■ **Required task**
Would you transcribe the listing that follows, character for character, and omit its images?

■ **Input for this task**
►

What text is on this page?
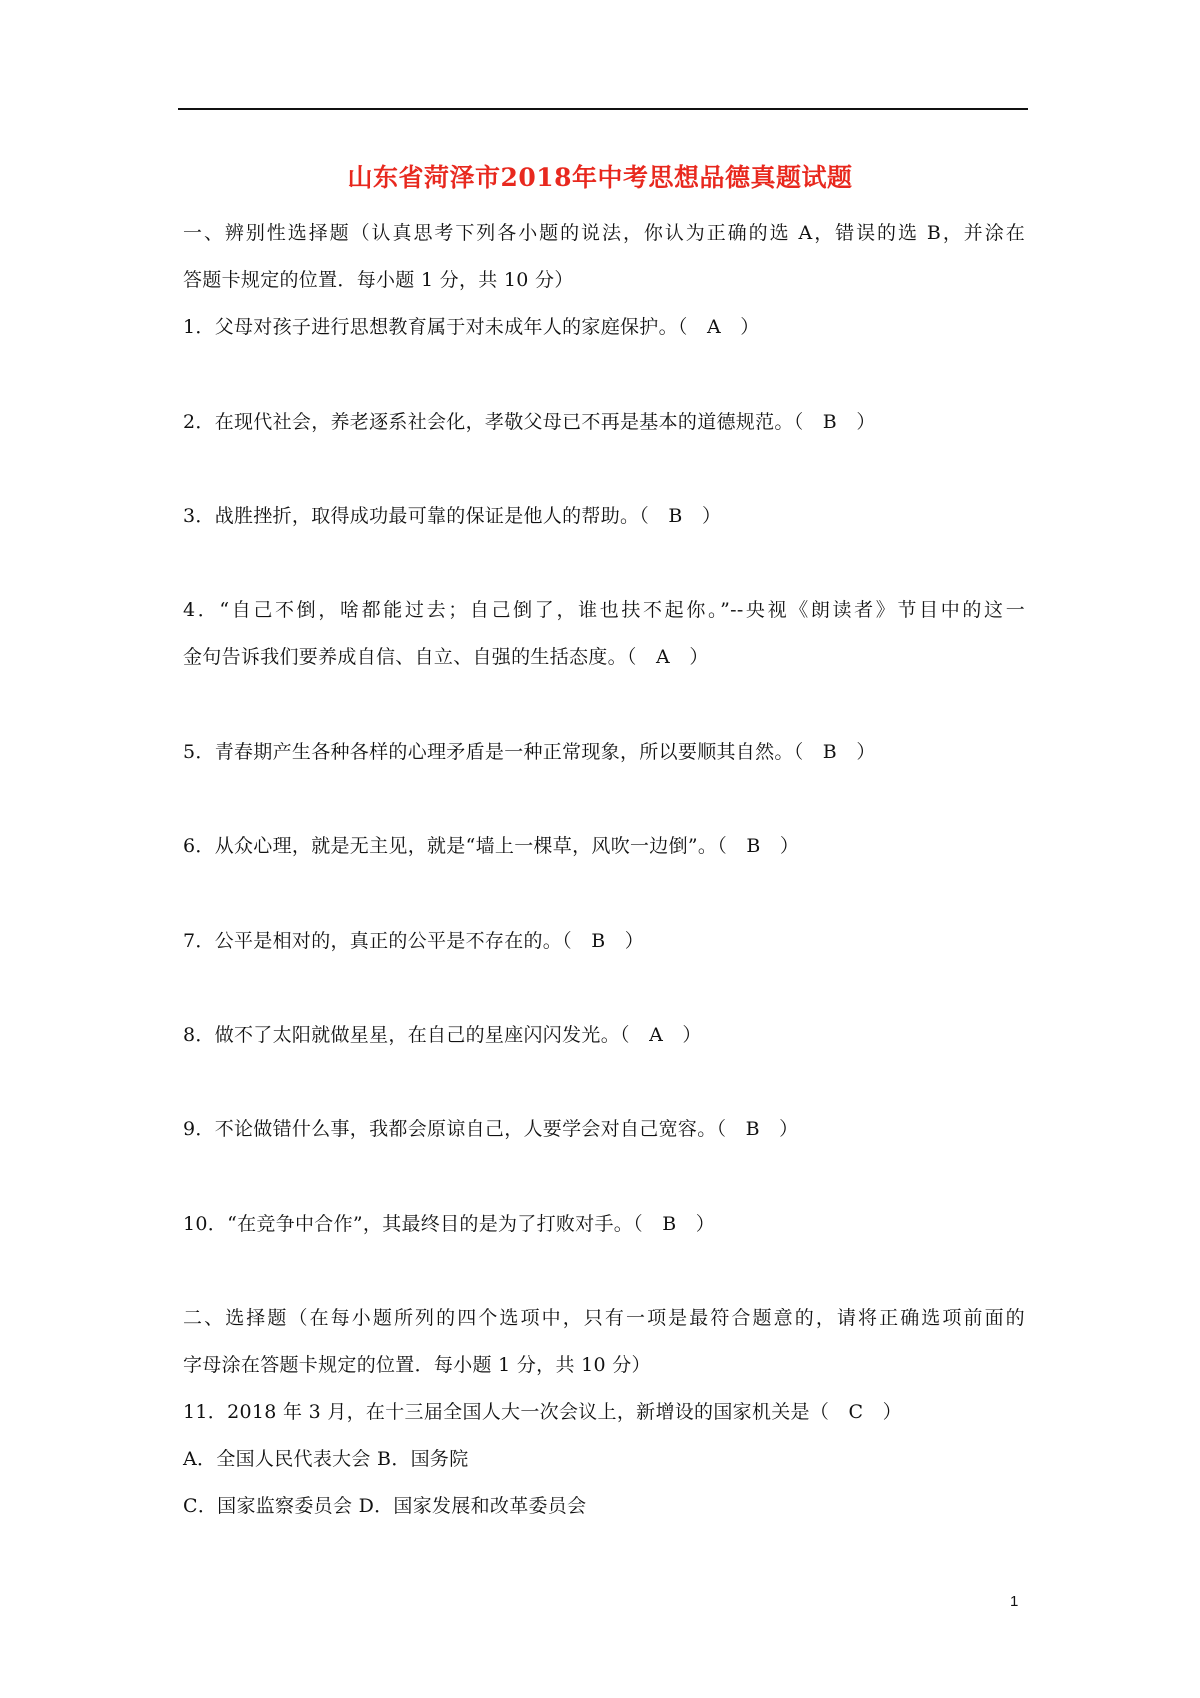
山东省菏泽市2018年中考思想品德真题试题
一、辨别性选择题（认真思考下列各小题的说法，你认为正确的选 A，错误的选 B，并涂在
答题卡规定的位置．每小题 1 分，共 10 分）
1．父母对孩子进行思想教育属于对未成年人的家庭保护。（　A　）
2．在现代社会，养老逐系社会化，孝敬父母已不再是基本的道德规范。（　B　）
3．战胜挫折，取得成功最可靠的保证是他人的帮助。（　B　）
4．“自己不倒，啥都能过去；自己倒了，谁也扶不起你。”--央视《朗读者》节目中的这一
金句告诉我们要养成自信、自立、自强的生括态度。（　A　）
5．青春期产生各种各样的心理矛盾是一种正常现象，所以要顺其自然。（　B　）
6．从众心理，就是无主见，就是“墙上一棵草，风吹一边倒”。（　B　）
7．公平是相对的，真正的公平是不存在的。（　B　）
8．做不了太阳就做星星，在自己的星座闪闪发光。（　A　）
9．不论做错什么事，我都会原谅自己，人要学会对自己宽容。（　B　）
10．“在竞争中合作”，其最终目的是为了打败对手。（　B　）
二、选择题（在每小题所列的四个选项中，只有一项是最符合题意的，请将正确选项前面的
字母涂在答题卡规定的位置．每小题 1 分，共 10 分）
11．2018 年 3 月，在十三届全国人大一次会议上，新增设的国家机关是（　C　）
A．全国人民代表大会 B．国务院
C．国家监察委员会 D．国家发展和改革委员会
1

◄

■ **Response to this exercise**
What text is on this page?
山东省菏泽市2018年中考思想品德真题试题
一、辨别性选择题（认真思考下列各小题的说法，你认为正确的选 A，错误的选 B，并涂在
答题卡规定的位置．每小题 1 分，共 10 分）
1．父母对孩子进行思想教育属于对未成年人的家庭保护。（　A　）
2．在现代社会，养老逐系社会化，孝敬父母已不再是基本的道德规范。（　B　）
3．战胜挫折，取得成功最可靠的保证是他人的帮助。（　B　）
4．“自己不倒，啥都能过去；自己倒了，谁也扶不起你。”--央视《朗读者》节目中的这一
金句告诉我们要养成自信、自立、自强的生括态度。（　A　）
5．青春期产生各种各样的心理矛盾是一种正常现象，所以要顺其自然。（　B　）
6．从众心理，就是无主见，就是“墙上一棵草，风吹一边倒”。（　B　）
7．公平是相对的，真正的公平是不存在的。（　B　）
8．做不了太阳就做星星，在自己的星座闪闪发光。（　A　）
9．不论做错什么事，我都会原谅自己，人要学会对自己宽容。（　B　）
10．“在竞争中合作”，其最终目的是为了打败对手。（　B　）
二、选择题（在每小题所列的四个选项中，只有一项是最符合题意的，请将正确选项前面的
字母涂在答题卡规定的位置．每小题 1 分，共 10 分）
11．2018 年 3 月，在十三届全国人大一次会议上，新增设的国家机关是（　C　）
A．全国人民代表大会 B．国务院
C．国家监察委员会 D．国家发展和改革委员会
1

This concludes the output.